__YOUR GOAL__. Find each line containing the string "November". Copy it.

(Data listing)
********************
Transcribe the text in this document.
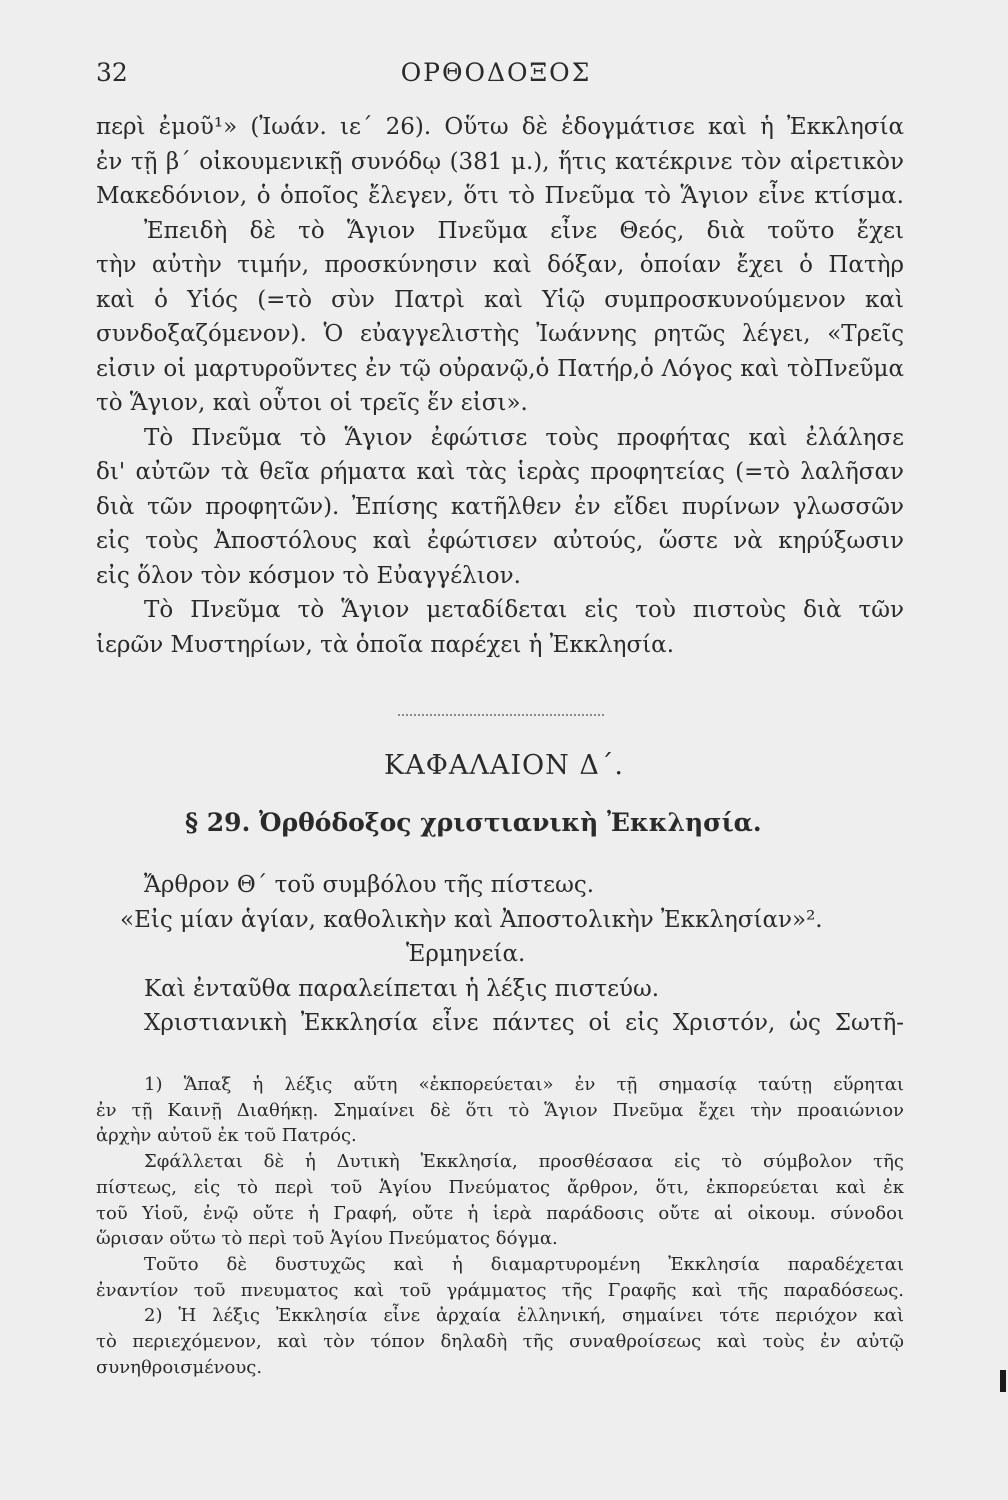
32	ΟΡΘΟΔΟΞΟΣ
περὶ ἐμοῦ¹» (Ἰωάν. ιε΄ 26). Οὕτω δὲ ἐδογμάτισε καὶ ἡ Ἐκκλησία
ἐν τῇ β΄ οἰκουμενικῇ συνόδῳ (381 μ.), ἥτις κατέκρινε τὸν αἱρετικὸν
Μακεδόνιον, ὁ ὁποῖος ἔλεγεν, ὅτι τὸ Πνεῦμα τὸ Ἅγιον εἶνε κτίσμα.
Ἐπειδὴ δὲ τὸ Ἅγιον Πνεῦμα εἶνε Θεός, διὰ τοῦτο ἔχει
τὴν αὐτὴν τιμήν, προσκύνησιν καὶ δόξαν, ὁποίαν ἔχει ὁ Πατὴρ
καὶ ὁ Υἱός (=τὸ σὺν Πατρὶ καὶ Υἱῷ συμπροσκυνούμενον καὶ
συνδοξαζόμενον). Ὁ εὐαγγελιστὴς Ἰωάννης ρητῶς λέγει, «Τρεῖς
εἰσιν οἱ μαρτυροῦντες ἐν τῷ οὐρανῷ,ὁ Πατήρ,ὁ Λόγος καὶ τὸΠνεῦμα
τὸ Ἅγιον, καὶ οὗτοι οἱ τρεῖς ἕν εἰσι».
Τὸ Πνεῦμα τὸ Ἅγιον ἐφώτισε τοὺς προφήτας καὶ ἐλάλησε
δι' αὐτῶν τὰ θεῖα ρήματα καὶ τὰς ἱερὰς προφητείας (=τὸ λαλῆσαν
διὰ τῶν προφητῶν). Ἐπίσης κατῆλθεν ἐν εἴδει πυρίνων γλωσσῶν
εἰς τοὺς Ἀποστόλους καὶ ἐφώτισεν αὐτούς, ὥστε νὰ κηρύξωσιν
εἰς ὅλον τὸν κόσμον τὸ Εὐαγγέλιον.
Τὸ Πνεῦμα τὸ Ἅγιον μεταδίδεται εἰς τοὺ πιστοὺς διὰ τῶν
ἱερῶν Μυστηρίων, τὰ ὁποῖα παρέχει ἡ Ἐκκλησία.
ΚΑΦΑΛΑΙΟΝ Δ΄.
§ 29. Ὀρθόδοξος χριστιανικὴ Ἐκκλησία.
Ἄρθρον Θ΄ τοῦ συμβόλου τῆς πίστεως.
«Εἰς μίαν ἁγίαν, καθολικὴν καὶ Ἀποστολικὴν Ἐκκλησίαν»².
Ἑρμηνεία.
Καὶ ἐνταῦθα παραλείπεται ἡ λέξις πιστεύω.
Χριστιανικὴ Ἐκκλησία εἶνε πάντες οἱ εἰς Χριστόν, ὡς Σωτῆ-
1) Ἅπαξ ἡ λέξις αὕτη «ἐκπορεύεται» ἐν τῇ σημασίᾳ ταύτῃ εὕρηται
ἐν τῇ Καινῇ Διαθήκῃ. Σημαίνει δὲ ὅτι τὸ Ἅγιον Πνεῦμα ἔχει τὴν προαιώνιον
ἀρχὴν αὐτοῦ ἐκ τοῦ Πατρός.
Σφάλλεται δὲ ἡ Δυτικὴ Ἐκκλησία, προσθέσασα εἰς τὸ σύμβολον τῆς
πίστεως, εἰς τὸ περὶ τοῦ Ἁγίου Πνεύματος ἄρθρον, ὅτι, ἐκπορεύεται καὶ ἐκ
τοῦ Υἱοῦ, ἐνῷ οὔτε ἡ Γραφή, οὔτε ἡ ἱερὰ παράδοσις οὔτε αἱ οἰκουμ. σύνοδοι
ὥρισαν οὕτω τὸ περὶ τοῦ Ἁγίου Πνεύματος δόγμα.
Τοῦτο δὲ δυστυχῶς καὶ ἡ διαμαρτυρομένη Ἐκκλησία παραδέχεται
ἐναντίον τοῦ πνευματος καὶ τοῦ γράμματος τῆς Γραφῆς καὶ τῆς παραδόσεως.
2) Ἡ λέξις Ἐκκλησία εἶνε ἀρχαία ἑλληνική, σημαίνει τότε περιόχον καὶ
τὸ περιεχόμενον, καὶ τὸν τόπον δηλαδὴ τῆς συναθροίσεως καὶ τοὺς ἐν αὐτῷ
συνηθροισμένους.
********************
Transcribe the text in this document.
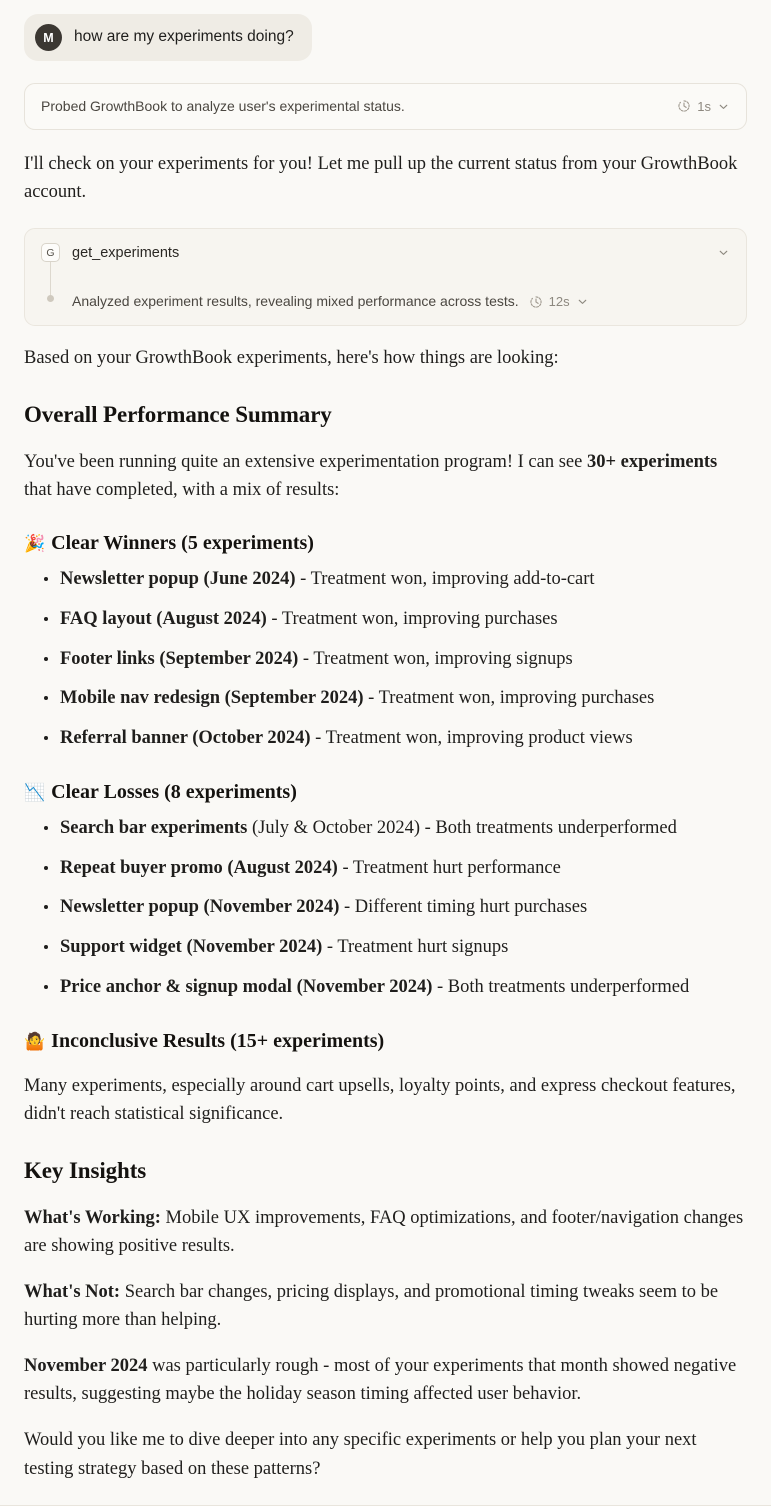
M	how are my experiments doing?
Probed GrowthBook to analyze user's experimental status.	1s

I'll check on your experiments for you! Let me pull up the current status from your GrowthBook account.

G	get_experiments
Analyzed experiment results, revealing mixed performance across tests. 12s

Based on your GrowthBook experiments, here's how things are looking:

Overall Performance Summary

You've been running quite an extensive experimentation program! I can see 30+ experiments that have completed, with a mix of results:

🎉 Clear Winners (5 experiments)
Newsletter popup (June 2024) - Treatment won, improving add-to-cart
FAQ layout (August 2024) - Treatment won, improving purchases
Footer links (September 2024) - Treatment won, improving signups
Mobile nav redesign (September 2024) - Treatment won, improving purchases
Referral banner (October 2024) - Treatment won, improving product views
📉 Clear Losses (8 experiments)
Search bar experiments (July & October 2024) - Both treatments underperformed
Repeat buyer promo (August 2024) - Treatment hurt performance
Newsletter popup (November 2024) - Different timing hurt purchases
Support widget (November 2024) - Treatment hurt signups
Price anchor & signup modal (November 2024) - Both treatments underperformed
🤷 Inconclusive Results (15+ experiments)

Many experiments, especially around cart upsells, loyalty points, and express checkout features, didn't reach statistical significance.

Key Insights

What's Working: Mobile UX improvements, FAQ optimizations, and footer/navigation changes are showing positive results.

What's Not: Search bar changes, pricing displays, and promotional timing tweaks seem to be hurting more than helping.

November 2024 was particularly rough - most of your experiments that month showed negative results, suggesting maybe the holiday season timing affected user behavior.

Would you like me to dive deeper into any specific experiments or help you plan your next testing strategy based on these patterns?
********************
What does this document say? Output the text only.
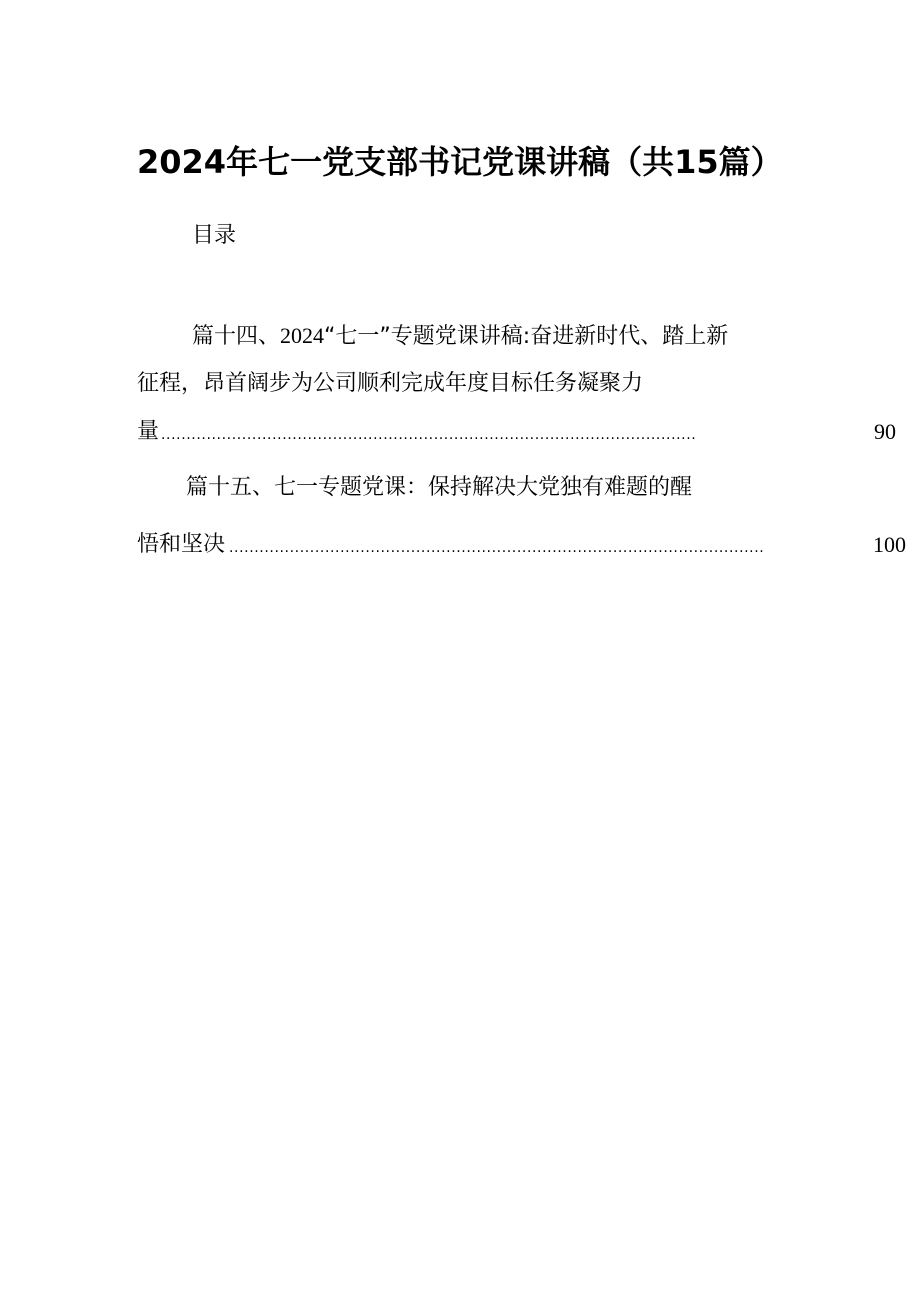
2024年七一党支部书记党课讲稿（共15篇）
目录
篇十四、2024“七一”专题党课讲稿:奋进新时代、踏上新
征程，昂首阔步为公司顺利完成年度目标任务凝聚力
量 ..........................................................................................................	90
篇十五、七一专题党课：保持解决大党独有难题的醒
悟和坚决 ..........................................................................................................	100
********************
__THE SOLUTION__.
Newsletter popup (November 2024) - Different timing hurt purchases
Support widget (November 2024) - Treatment hurt signups
Price anchor & signup modal (November 2024) - Both treatments underperformed
November 2024 was particularly rough - most of your experiments that month showed negative results, suggesting maybe the holiday season timing affected user behavior.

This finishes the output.